Leave out the pictures and copy the remaining records exactly.
--------------------
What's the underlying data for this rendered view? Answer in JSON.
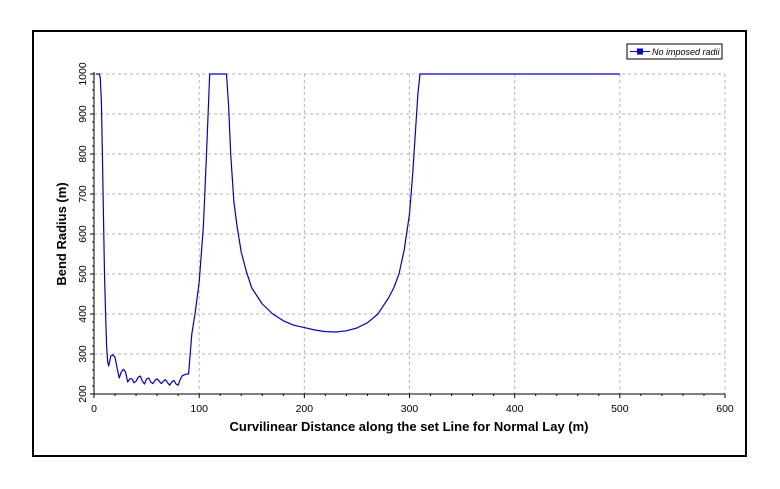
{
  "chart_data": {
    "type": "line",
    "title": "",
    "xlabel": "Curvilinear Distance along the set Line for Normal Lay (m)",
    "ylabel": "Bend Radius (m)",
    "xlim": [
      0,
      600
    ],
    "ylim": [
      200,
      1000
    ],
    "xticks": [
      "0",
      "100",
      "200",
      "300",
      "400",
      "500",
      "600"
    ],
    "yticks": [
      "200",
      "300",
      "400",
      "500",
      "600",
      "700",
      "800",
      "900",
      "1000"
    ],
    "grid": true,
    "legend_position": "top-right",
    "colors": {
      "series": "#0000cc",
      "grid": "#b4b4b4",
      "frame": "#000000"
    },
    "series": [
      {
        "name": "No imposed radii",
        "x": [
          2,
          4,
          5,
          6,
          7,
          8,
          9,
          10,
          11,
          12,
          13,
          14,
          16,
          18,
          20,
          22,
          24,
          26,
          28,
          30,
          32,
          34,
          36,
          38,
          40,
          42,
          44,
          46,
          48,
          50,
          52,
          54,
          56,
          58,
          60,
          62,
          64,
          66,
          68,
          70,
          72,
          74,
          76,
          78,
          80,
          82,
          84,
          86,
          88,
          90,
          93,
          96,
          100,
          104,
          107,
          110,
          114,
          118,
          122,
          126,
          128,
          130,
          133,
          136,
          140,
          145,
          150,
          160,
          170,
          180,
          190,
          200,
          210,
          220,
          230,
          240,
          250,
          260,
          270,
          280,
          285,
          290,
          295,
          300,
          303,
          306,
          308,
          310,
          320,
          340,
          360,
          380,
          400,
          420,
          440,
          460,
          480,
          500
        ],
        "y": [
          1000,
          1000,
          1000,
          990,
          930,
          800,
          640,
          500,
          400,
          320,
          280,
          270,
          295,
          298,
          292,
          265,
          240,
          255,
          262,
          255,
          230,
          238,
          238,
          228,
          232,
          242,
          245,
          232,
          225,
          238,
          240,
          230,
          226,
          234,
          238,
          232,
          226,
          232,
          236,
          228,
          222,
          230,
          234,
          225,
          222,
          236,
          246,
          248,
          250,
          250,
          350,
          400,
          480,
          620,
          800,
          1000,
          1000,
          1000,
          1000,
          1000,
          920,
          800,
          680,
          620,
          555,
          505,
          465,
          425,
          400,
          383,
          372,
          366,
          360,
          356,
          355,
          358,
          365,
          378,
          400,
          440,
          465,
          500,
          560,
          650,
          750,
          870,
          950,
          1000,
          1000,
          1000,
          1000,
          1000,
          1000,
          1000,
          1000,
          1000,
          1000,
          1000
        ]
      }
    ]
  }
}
--------------------
** COMPLETE OUTPUT **
What's the underlying data for this rendered view? Answer in JSON.
{
  "chart_data": {
    "type": "line",
    "title": "",
    "xlabel": "Curvilinear Distance along the set Line for Normal Lay (m)",
    "ylabel": "Bend Radius (m)",
    "xlim": [
      0,
      600
    ],
    "ylim": [
      200,
      1000
    ],
    "xticks": [
      "0",
      "100",
      "200",
      "300",
      "400",
      "500",
      "600"
    ],
    "yticks": [
      "200",
      "300",
      "400",
      "500",
      "600",
      "700",
      "800",
      "900",
      "1000"
    ],
    "grid": true,
    "legend_position": "top-right",
    "colors": {
      "series": "#0000cc",
      "grid": "#b4b4b4",
      "frame": "#000000"
    },
    "series": [
      {
        "name": "No imposed radii",
        "x": [
          2,
          4,
          5,
          6,
          7,
          8,
          9,
          10,
          11,
          12,
          13,
          14,
          16,
          18,
          20,
          22,
          24,
          26,
          28,
          30,
          32,
          34,
          36,
          38,
          40,
          42,
          44,
          46,
          48,
          50,
          52,
          54,
          56,
          58,
          60,
          62,
          64,
          66,
          68,
          70,
          72,
          74,
          76,
          78,
          80,
          82,
          84,
          86,
          88,
          90,
          93,
          96,
          100,
          104,
          107,
          110,
          114,
          118,
          122,
          126,
          128,
          130,
          133,
          136,
          140,
          145,
          150,
          160,
          170,
          180,
          190,
          200,
          210,
          220,
          230,
          240,
          250,
          260,
          270,
          280,
          285,
          290,
          295,
          300,
          303,
          306,
          308,
          310,
          320,
          340,
          360,
          380,
          400,
          420,
          440,
          460,
          480,
          500
        ],
        "y": [
          1000,
          1000,
          1000,
          990,
          930,
          800,
          640,
          500,
          400,
          320,
          280,
          270,
          295,
          298,
          292,
          265,
          240,
          255,
          262,
          255,
          230,
          238,
          238,
          228,
          232,
          242,
          245,
          232,
          225,
          238,
          240,
          230,
          226,
          234,
          238,
          232,
          226,
          232,
          236,
          228,
          222,
          230,
          234,
          225,
          222,
          236,
          246,
          248,
          250,
          250,
          350,
          400,
          480,
          620,
          800,
          1000,
          1000,
          1000,
          1000,
          1000,
          920,
          800,
          680,
          620,
          555,
          505,
          465,
          425,
          400,
          383,
          372,
          366,
          360,
          356,
          355,
          358,
          365,
          378,
          400,
          440,
          465,
          500,
          560,
          650,
          750,
          870,
          950,
          1000,
          1000,
          1000,
          1000,
          1000,
          1000,
          1000,
          1000,
          1000,
          1000,
          1000
        ]
      }
    ]
  }
}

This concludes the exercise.